• **TASK TO COMPLETE**:
Could you copy every one of the rows below word for word, line by line?

start DATA PROVIDED

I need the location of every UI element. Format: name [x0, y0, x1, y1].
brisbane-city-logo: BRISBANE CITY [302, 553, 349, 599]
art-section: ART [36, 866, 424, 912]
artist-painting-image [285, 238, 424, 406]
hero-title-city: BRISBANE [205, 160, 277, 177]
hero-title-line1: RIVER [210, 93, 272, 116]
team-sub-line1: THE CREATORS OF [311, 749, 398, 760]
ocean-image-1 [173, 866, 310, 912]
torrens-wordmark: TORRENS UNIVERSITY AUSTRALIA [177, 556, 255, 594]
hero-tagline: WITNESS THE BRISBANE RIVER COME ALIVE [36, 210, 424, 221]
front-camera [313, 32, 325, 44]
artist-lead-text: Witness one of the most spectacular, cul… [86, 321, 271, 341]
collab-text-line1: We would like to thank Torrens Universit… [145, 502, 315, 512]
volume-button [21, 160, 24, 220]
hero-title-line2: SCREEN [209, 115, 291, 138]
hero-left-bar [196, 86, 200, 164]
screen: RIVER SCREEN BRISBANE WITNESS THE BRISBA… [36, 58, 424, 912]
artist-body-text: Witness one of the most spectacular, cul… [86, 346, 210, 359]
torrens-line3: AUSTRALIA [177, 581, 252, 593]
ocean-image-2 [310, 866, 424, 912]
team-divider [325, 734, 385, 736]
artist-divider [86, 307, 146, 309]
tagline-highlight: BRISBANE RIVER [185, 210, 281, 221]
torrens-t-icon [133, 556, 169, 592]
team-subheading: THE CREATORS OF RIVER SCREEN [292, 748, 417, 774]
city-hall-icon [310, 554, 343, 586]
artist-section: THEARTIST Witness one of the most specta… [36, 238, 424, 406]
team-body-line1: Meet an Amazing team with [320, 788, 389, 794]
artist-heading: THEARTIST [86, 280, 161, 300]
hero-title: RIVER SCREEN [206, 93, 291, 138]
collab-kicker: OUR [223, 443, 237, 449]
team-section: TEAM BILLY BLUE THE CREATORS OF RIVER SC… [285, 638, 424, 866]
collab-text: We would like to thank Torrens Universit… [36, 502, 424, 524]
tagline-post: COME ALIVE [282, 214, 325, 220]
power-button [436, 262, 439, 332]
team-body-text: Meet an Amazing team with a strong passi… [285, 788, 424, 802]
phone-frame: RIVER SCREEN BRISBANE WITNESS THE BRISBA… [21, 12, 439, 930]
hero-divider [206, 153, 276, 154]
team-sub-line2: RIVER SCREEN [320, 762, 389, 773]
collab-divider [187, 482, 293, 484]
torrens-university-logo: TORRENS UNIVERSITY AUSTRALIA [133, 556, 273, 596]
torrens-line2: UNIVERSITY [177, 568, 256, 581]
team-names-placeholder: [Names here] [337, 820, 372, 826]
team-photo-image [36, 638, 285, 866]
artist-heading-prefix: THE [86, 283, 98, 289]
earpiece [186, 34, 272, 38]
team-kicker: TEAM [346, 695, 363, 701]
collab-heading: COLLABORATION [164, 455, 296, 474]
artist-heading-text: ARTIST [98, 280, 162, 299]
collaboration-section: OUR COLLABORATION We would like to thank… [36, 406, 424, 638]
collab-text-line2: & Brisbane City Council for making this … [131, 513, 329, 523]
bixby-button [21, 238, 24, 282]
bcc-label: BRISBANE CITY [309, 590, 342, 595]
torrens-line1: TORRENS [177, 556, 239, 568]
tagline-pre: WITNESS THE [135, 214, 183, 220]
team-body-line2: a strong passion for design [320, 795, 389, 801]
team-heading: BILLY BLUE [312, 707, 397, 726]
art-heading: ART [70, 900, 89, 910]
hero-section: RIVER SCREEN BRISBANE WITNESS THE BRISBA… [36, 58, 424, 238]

end DATA PROVIDED

• **REPLY**:
I need the location of every UI element. Format: name [x0, y0, x1, y1].
brisbane-city-logo: BRISBANE CITY [302, 553, 349, 599]
art-section: ART [36, 866, 424, 912]
artist-painting-image [285, 238, 424, 406]
hero-title-city: BRISBANE [205, 160, 277, 177]
hero-title-line1: RIVER [210, 93, 272, 116]
team-sub-line1: THE CREATORS OF [311, 749, 398, 760]
ocean-image-1 [173, 866, 310, 912]
torrens-wordmark: TORRENS UNIVERSITY AUSTRALIA [177, 556, 255, 594]
hero-tagline: WITNESS THE BRISBANE RIVER COME ALIVE [36, 210, 424, 221]
front-camera [313, 32, 325, 44]
artist-lead-text: Witness one of the most spectacular, cul… [86, 321, 271, 341]
collab-text-line1: We would like to thank Torrens Universit… [145, 502, 315, 512]
volume-button [21, 160, 24, 220]
hero-title-line2: SCREEN [209, 115, 291, 138]
hero-left-bar [196, 86, 200, 164]
screen: RIVER SCREEN BRISBANE WITNESS THE BRISBA… [36, 58, 424, 912]
artist-body-text: Witness one of the most spectacular, cul… [86, 346, 210, 359]
torrens-line3: AUSTRALIA [177, 581, 252, 593]
ocean-image-2 [310, 866, 424, 912]
team-divider [325, 734, 385, 736]
artist-divider [86, 307, 146, 309]
tagline-highlight: BRISBANE RIVER [185, 210, 281, 221]
torrens-t-icon [133, 556, 169, 592]
team-subheading: THE CREATORS OF RIVER SCREEN [292, 748, 417, 774]
city-hall-icon [310, 554, 343, 586]
artist-section: THEARTIST Witness one of the most specta… [36, 238, 424, 406]
team-body-line1: Meet an Amazing team with [320, 788, 389, 794]
artist-heading: THEARTIST [86, 280, 161, 300]
hero-title: RIVER SCREEN [206, 93, 291, 138]
collab-kicker: OUR [223, 443, 237, 449]
team-section: TEAM BILLY BLUE THE CREATORS OF RIVER SC… [285, 638, 424, 866]
collab-text: We would like to thank Torrens Universit… [36, 502, 424, 524]
tagline-post: COME ALIVE [282, 214, 325, 220]
power-button [436, 262, 439, 332]
team-body-text: Meet an Amazing team with a strong passi… [285, 788, 424, 802]
phone-frame: RIVER SCREEN BRISBANE WITNESS THE BRISBA… [21, 12, 439, 930]
hero-divider [206, 153, 276, 154]
team-sub-line2: RIVER SCREEN [320, 762, 389, 773]
collab-divider [187, 482, 293, 484]
torrens-university-logo: TORRENS UNIVERSITY AUSTRALIA [133, 556, 273, 596]
torrens-line2: UNIVERSITY [177, 568, 256, 581]
team-names-placeholder: [Names here] [337, 820, 372, 826]
team-photo-image [36, 638, 285, 866]
artist-heading-prefix: THE [86, 283, 98, 289]
earpiece [186, 34, 272, 38]
team-kicker: TEAM [346, 695, 363, 701]
collab-heading: COLLABORATION [164, 455, 296, 474]
artist-heading-text: ARTIST [98, 280, 162, 299]
collaboration-section: OUR COLLABORATION We would like to thank… [36, 406, 424, 638]
collab-text-line2: & Brisbane City Council for making this … [131, 513, 329, 523]
bixby-button [21, 238, 24, 282]
bcc-label: BRISBANE CITY [309, 590, 342, 595]
torrens-line1: TORRENS [177, 556, 239, 568]
tagline-pre: WITNESS THE [135, 214, 183, 220]
team-body-line2: a strong passion for design [320, 795, 389, 801]
team-heading: BILLY BLUE [312, 707, 397, 726]
art-heading: ART [70, 900, 89, 910]
hero-section: RIVER SCREEN BRISBANE WITNESS THE BRISBA… [36, 58, 424, 238]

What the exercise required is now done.